[PROBLEM STATEMENT]:
Copy out every line exactly as given.

[SUPPLIED ENTRIES]:
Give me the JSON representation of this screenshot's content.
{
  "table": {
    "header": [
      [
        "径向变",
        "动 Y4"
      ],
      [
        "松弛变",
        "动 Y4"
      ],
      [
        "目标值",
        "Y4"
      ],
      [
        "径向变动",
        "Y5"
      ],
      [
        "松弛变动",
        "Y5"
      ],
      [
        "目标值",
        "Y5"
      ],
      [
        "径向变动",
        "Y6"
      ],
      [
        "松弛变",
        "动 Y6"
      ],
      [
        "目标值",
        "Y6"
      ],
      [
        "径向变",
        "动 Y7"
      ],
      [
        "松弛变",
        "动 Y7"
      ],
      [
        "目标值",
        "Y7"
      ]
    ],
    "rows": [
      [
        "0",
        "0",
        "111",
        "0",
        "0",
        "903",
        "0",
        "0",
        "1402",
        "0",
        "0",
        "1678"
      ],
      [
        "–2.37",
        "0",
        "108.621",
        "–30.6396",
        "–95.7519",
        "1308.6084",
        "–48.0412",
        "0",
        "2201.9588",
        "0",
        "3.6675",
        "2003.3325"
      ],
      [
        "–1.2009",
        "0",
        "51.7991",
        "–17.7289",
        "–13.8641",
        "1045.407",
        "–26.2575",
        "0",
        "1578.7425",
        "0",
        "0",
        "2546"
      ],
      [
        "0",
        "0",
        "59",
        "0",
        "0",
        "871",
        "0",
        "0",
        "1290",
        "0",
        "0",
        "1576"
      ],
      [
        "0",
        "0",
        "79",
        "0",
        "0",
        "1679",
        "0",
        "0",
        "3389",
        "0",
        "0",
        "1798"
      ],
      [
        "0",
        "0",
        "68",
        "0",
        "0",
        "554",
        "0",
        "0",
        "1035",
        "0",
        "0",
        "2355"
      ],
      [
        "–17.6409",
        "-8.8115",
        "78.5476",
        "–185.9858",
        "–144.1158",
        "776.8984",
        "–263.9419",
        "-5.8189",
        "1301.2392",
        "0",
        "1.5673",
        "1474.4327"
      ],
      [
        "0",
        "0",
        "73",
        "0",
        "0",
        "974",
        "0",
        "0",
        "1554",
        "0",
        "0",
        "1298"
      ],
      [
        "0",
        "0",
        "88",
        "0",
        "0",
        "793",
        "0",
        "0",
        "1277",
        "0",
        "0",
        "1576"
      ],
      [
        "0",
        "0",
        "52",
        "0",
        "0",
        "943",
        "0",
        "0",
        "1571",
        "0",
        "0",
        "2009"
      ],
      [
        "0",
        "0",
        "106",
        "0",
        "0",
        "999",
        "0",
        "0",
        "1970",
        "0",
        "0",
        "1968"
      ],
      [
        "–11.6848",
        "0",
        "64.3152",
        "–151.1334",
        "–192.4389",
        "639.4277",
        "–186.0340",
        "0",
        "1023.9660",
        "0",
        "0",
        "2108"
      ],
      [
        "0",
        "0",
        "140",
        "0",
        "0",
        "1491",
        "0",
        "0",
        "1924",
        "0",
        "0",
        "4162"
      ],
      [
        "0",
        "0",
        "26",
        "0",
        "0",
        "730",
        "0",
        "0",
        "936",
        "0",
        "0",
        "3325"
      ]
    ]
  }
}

[SOLUTION FOR THIS TASK]:
Give me the JSON representation of this screenshot's content.
{
  "table": {
    "header": [
      [
        "径向变",
        "动 Y4"
      ],
      [
        "松弛变",
        "动 Y4"
      ],
      [
        "目标值",
        "Y4"
      ],
      [
        "径向变动",
        "Y5"
      ],
      [
        "松弛变动",
        "Y5"
      ],
      [
        "目标值",
        "Y5"
      ],
      [
        "径向变动",
        "Y6"
      ],
      [
        "松弛变",
        "动 Y6"
      ],
      [
        "目标值",
        "Y6"
      ],
      [
        "径向变",
        "动 Y7"
      ],
      [
        "松弛变",
        "动 Y7"
      ],
      [
        "目标值",
        "Y7"
      ]
    ],
    "rows": [
      [
        "0",
        "0",
        "111",
        "0",
        "0",
        "903",
        "0",
        "0",
        "1402",
        "0",
        "0",
        "1678"
      ],
      [
        "–2.37",
        "0",
        "108.621",
        "–30.6396",
        "–95.7519",
        "1308.6084",
        "–48.0412",
        "0",
        "2201.9588",
        "0",
        "3.6675",
        "2003.3325"
      ],
      [
        "–1.2009",
        "0",
        "51.7991",
        "–17.7289",
        "–13.8641",
        "1045.407",
        "–26.2575",
        "0",
        "1578.7425",
        "0",
        "0",
        "2546"
      ],
      [
        "0",
        "0",
        "59",
        "0",
        "0",
        "871",
        "0",
        "0",
        "1290",
        "0",
        "0",
        "1576"
      ],
      [
        "0",
        "0",
        "79",
        "0",
        "0",
        "1679",
        "0",
        "0",
        "3389",
        "0",
        "0",
        "1798"
      ],
      [
        "0",
        "0",
        "68",
        "0",
        "0",
        "554",
        "0",
        "0",
        "1035",
        "0",
        "0",
        "2355"
      ],
      [
        "–17.6409",
        "-8.8115",
        "78.5476",
        "–185.9858",
        "–144.1158",
        "776.8984",
        "–263.9419",
        "-5.8189",
        "1301.2392",
        "0",
        "1.5673",
        "1474.4327"
      ],
      [
        "0",
        "0",
        "73",
        "0",
        "0",
        "974",
        "0",
        "0",
        "1554",
        "0",
        "0",
        "1298"
      ],
      [
        "0",
        "0",
        "88",
        "0",
        "0",
        "793",
        "0",
        "0",
        "1277",
        "0",
        "0",
        "1576"
      ],
      [
        "0",
        "0",
        "52",
        "0",
        "0",
        "943",
        "0",
        "0",
        "1571",
        "0",
        "0",
        "2009"
      ],
      [
        "0",
        "0",
        "106",
        "0",
        "0",
        "999",
        "0",
        "0",
        "1970",
        "0",
        "0",
        "1968"
      ],
      [
        "–11.6848",
        "0",
        "64.3152",
        "–151.1334",
        "–192.4389",
        "639.4277",
        "–186.0340",
        "0",
        "1023.9660",
        "0",
        "0",
        "2108"
      ],
      [
        "0",
        "0",
        "140",
        "0",
        "0",
        "1491",
        "0",
        "0",
        "1924",
        "0",
        "0",
        "4162"
      ],
      [
        "0",
        "0",
        "26",
        "0",
        "0",
        "730",
        "0",
        "0",
        "936",
        "0",
        "0",
        "3325"
      ]
    ]
  }
}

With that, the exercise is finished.